→ **What you are asked to do**
Retype everything in the material from the line containing "marker [1024,437,1037,450]" down to the line containing "marker [444,557,457,570]", including both of those lines.

→ **Items from a data source**
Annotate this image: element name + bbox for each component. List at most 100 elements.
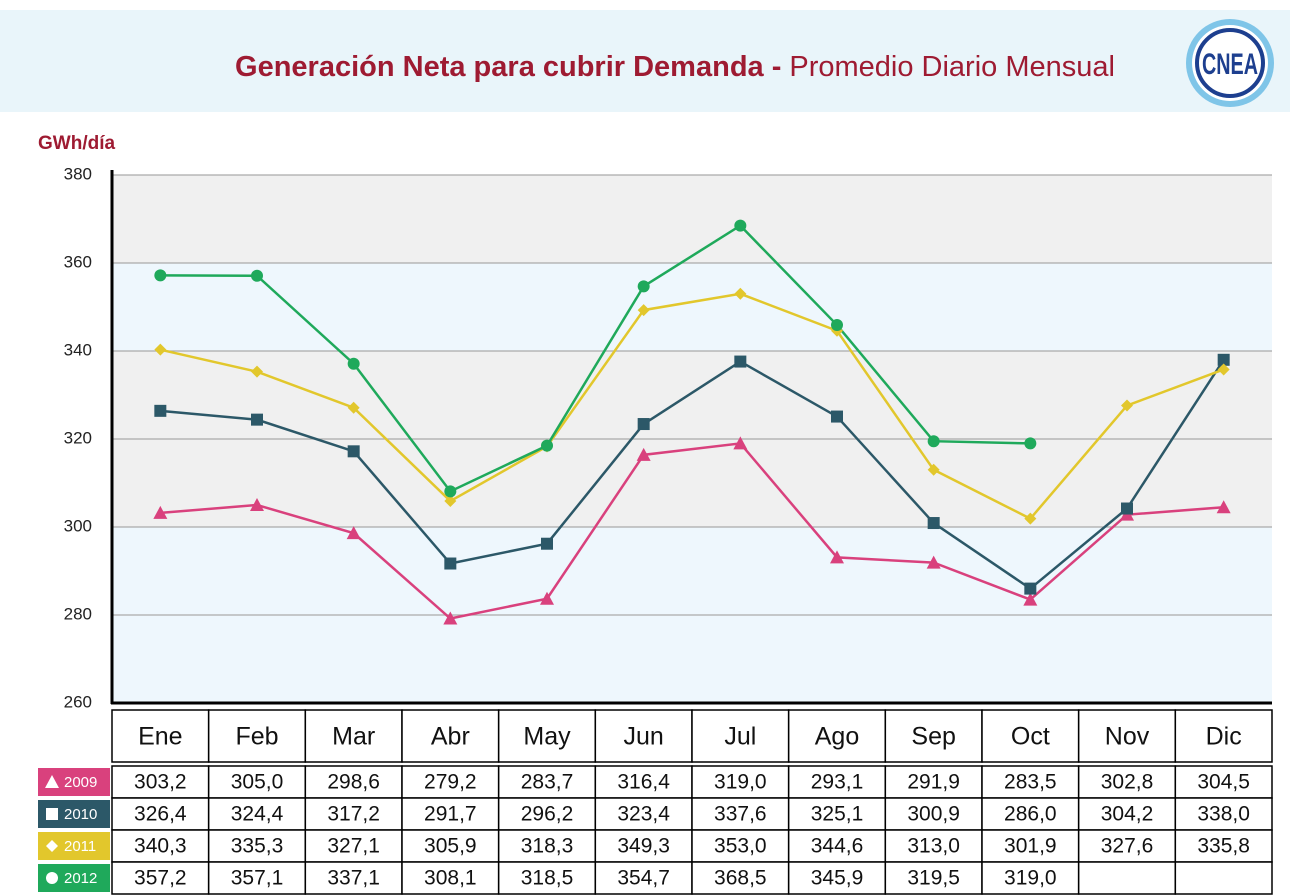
marker [1024,437,1037,450]
table-cell [304,829,403,863]
table-cell [207,797,307,831]
table-cell [691,829,790,863]
x-tick-label: Ene [138,723,182,751]
data-label: 353,0 [714,835,767,858]
title-bold: Generación Neta para cubrir Demanda - [235,51,781,83]
marker [637,280,650,293]
table-cell [497,861,597,895]
table-cell [884,765,983,799]
table-cell [981,829,1080,863]
marker [251,365,263,378]
table-cell [111,861,210,895]
data-label: 318,5 [521,867,574,890]
marker [1216,500,1231,514]
data-label: 302,8 [1101,771,1154,794]
data-label: 335,8 [1197,835,1250,858]
table-cell [497,797,597,831]
plot-band [112,439,1272,527]
x-tick-label: Dic [1206,723,1242,751]
x-tick-label: Jul [724,723,756,751]
data-label: 344,6 [811,835,864,858]
marker [636,447,651,461]
table-cell [1077,797,1177,831]
marker [444,557,457,570]
logo-text: CNEA [1202,48,1258,81]
marker [540,591,554,605]
data-label: 293,1 [811,771,864,794]
series-line [160,359,1225,591]
data-label: 283,7 [521,771,574,794]
y-tick-label: 340 [64,340,92,359]
marker [734,219,747,232]
marker [1024,512,1037,525]
table-cell [1174,797,1273,831]
marker [734,287,747,300]
plot-band [112,351,1272,439]
table-header-cell [401,709,500,763]
table-header-cell [207,709,307,763]
table-header-cell [981,709,1080,763]
plot-band [112,615,1272,703]
marker [926,555,941,569]
logo: CNEA [1186,19,1274,107]
x-tick-label: Feb [235,723,278,751]
table-header-cell [1174,709,1273,763]
marker [541,439,553,452]
row-marker-icon [45,775,59,788]
marker [1121,399,1133,412]
legend-label: 2011 [64,838,96,855]
data-label: 305,9 [424,835,477,858]
table-header-cell [111,709,210,763]
data-label: 319,5 [907,867,960,890]
marker [927,435,940,448]
table-cell [1174,765,1273,799]
legend-label: 2012 [64,870,97,887]
legend-label: 2010 [64,806,97,823]
marker [347,401,360,414]
table-cell [1174,861,1273,895]
table-cell [884,797,983,831]
marker [1121,502,1133,515]
data-label: 354,7 [617,867,670,890]
data-label: 313,0 [907,835,960,858]
table-header-cell [594,709,693,763]
series-line [160,292,1225,521]
data-label: 304,5 [1197,771,1250,794]
y-tick-label: 280 [64,604,92,623]
table-cell [304,765,403,799]
marker [154,269,167,282]
logo-inner [1192,25,1268,101]
table-cell [1077,765,1177,799]
data-label: 300,9 [907,803,960,826]
table-cell [981,861,1080,895]
x-tick-label: Sep [911,723,955,751]
data-label: 368,5 [714,867,767,890]
data-label: 301,9 [1004,835,1057,858]
marker [637,418,650,431]
y-tick-label: 320 [64,428,92,447]
plot-band [112,527,1272,615]
marker [154,404,167,417]
x-tick-label: Ago [815,723,859,751]
marker [251,269,263,282]
marker [443,611,458,625]
data-label: 308,1 [424,867,477,890]
table-header-cell [304,709,403,763]
data-label: 286,0 [1004,803,1057,826]
data-label: 337,6 [714,803,767,826]
marker [346,526,361,540]
data-label: 338,0 [1197,803,1250,826]
row-marker-icon [46,808,58,820]
data-label: 291,9 [907,771,960,794]
table-cell [691,765,790,799]
marker [444,495,457,508]
data-label: 324,4 [231,803,284,826]
data-label: 319,0 [1004,867,1057,890]
table-cell [111,829,210,863]
marker [831,319,843,332]
data-label: 279,2 [424,771,477,794]
marker [927,463,940,476]
title-subtitle: Promedio Diario Mensual [789,51,1115,83]
data-label: 319,0 [714,771,767,794]
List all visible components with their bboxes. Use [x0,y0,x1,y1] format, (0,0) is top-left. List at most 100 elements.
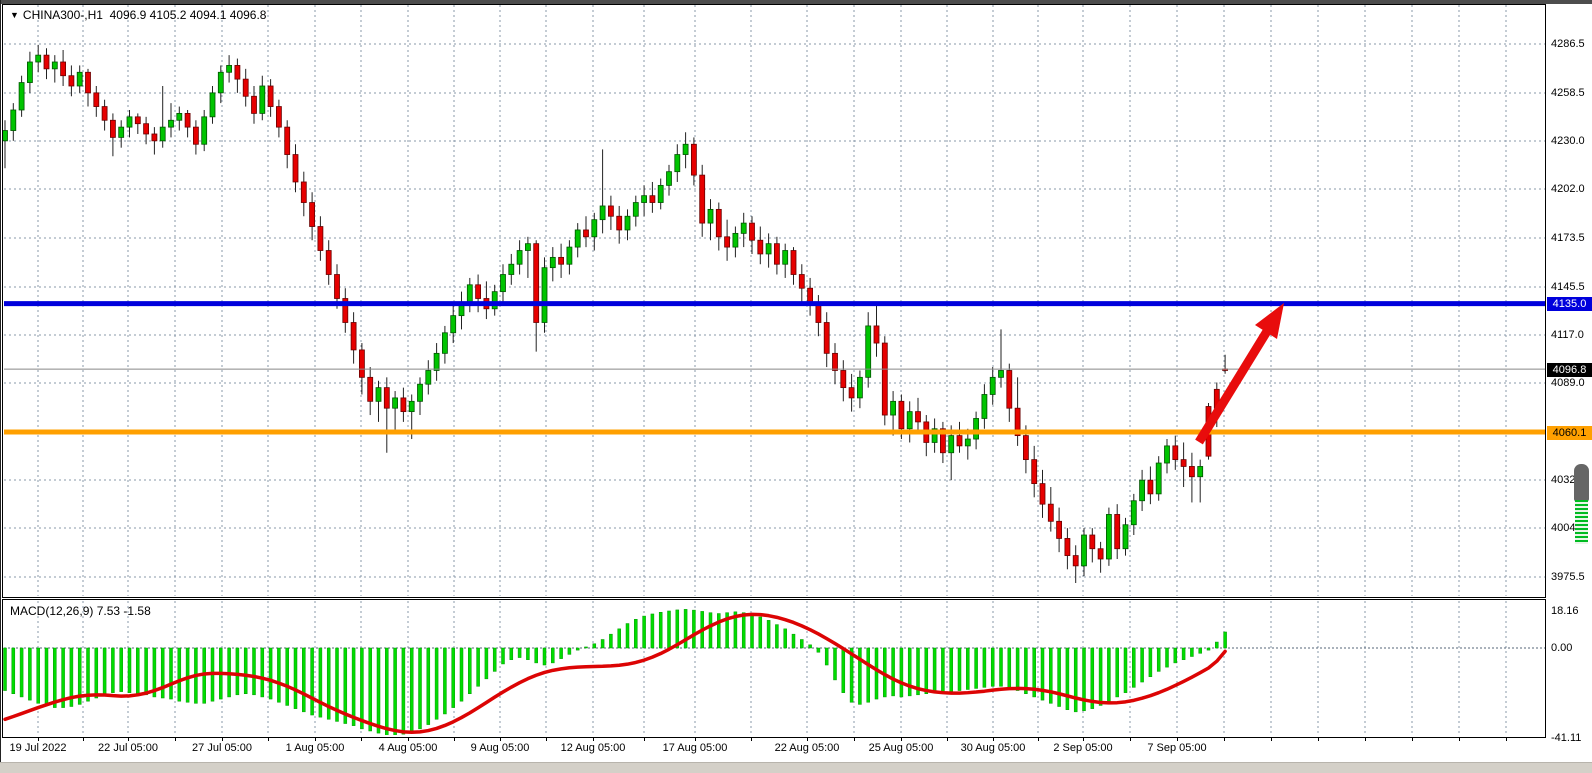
ohlc-low: 4094.1 [189,8,227,22]
candle-bullish [76,71,83,87]
macd-histogram-bar [409,647,414,733]
candle-bearish [134,116,141,125]
macd-histogram-bar [11,647,16,695]
time-axis-tick [593,737,594,741]
macd-histogram-bar [766,620,771,649]
candle-bearish [608,205,614,217]
macd-histogram-bar [916,647,920,696]
main-chart-panel[interactable] [2,4,1546,598]
macd-axis-label: -41.11 [1551,732,1582,744]
candle-bearish [110,119,116,138]
candle-bearish [832,352,838,371]
macd-histogram-bar [1082,647,1086,712]
candle-bearish [1072,555,1079,567]
macd-histogram-bar [824,647,829,666]
bottom-status-strip [0,762,1592,773]
candle-bullish [599,205,606,221]
time-axis-tick [500,737,501,741]
macd-histogram-bar [28,647,32,701]
macd-histogram-bar [177,647,182,702]
candle-bearish [143,123,150,135]
candlestick-chart[interactable] [3,5,1545,596]
candle-bearish [790,250,797,275]
macd-histogram-bar [127,647,132,693]
time-axis-tick [901,737,902,741]
candle-bullish [516,250,523,265]
candle-bearish [774,243,780,265]
macd-histogram-bar [949,647,953,692]
symbol-marker-icon: ▼ [10,10,19,20]
candle-bullish [3,130,8,142]
horizontal-scrollbar-track[interactable] [0,0,1592,4]
price-axis-label: 3975.5 [1551,571,1585,583]
macd-histogram-bar [443,647,447,715]
candle-bullish [641,195,647,203]
candle-bullish [740,222,747,234]
macd-histogram-bar [617,628,621,649]
macd-histogram-bar [86,647,90,702]
candle-bearish [724,236,730,248]
macd-histogram-bar [252,647,256,696]
candle-bearish [583,229,589,238]
macd-histogram-bar [551,647,555,664]
time-axis-tick [644,737,645,741]
macd-histogram-bar [642,615,646,649]
candle-bearish [383,387,390,409]
time-axis-tick [751,737,752,741]
candle-bullish [176,113,183,121]
candle-bullish [865,325,872,378]
macd-histogram-bar [484,647,489,680]
macd-chart[interactable] [3,600,1545,735]
candle-bullish [591,219,598,238]
trend-arrow-shaft[interactable] [1195,325,1273,445]
macd-histogram-bar [160,647,165,699]
time-axis-label: 9 Aug 05:00 [470,742,530,754]
time-axis-tick [546,737,547,741]
macd-histogram-bar [1098,647,1103,706]
macd-histogram-bar [36,647,40,704]
candle-bullish [1106,514,1112,560]
time-axis-tick [175,737,176,741]
candle-bullish [375,387,382,402]
price-badge: 4096.8 [1547,363,1592,377]
candle-bullish [682,143,689,155]
macd-histogram-bar [1132,647,1136,688]
macd-histogram-bar [534,647,538,664]
macd-histogram-bar [1057,647,1061,707]
candle-bullish [525,243,531,251]
macd-indicator-panel[interactable] [2,599,1546,738]
candle-bullish [981,394,988,419]
macd-histogram-bar [360,647,364,730]
candle-bearish [1189,466,1195,478]
candle-bullish [35,54,42,63]
time-axis-tick [315,737,316,741]
candle-bearish [1180,459,1187,467]
candle-bullish [674,154,681,173]
scroll-thumb-artifact[interactable] [1574,464,1589,544]
macd-histogram-bar [169,647,173,700]
scroll-thumb-icon[interactable] [1574,464,1589,502]
macd-histogram-bar [1206,647,1211,651]
macd-histogram-bar [1190,647,1194,657]
candle-bullish [657,184,664,203]
candle-bullish [126,116,133,128]
time-axis-label: 27 Jul 05:00 [192,742,252,754]
macd-histogram-bar [600,639,605,649]
candle-bullish [574,229,581,248]
macd-histogram-bar [326,647,331,720]
macd-histogram-bar [1156,647,1161,672]
macd-histogram-bar [94,647,99,699]
time-axis-tick [1177,737,1178,741]
macd-histogram-bar [907,647,912,697]
macd-histogram-bar [1065,647,1070,710]
macd-axis-label: 0.00 [1551,642,1573,654]
candle-bullish [549,256,556,269]
macd-histogram-bar [61,647,65,708]
macd-histogram-bar [310,647,314,716]
symbol-timeframe: CHINA300-,H1 [22,8,103,22]
candle-bearish [43,54,50,70]
trend-arrow-head[interactable] [1255,303,1284,339]
time-axis-tick [222,737,223,741]
time-axis-tick [361,737,362,741]
time-axis-tick [38,737,39,741]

→ **Task output**
marker [1024,437,1037,450]
table-cell [304,829,403,863]
table-cell [207,797,307,831]
table-cell [691,829,790,863]
x-tick-label: Ene [138,723,182,751]
data-label: 353,0 [714,835,767,858]
title-bold: Generación Neta para cubrir Demanda - [235,51,781,83]
marker [637,280,650,293]
table-cell [497,861,597,895]
table-cell [884,765,983,799]
table-cell [981,829,1080,863]
marker [251,365,263,378]
table-cell [111,861,210,895]
data-label: 318,5 [521,867,574,890]
marker [1216,500,1231,514]
data-label: 302,8 [1101,771,1154,794]
data-label: 335,8 [1197,835,1250,858]
table-cell [497,797,597,831]
plot-band [112,439,1272,527]
x-tick-label: Dic [1206,723,1242,751]
x-tick-label: Jul [724,723,756,751]
data-label: 344,6 [811,835,864,858]
marker [636,447,651,461]
table-cell [1077,797,1177,831]
marker [444,557,457,570]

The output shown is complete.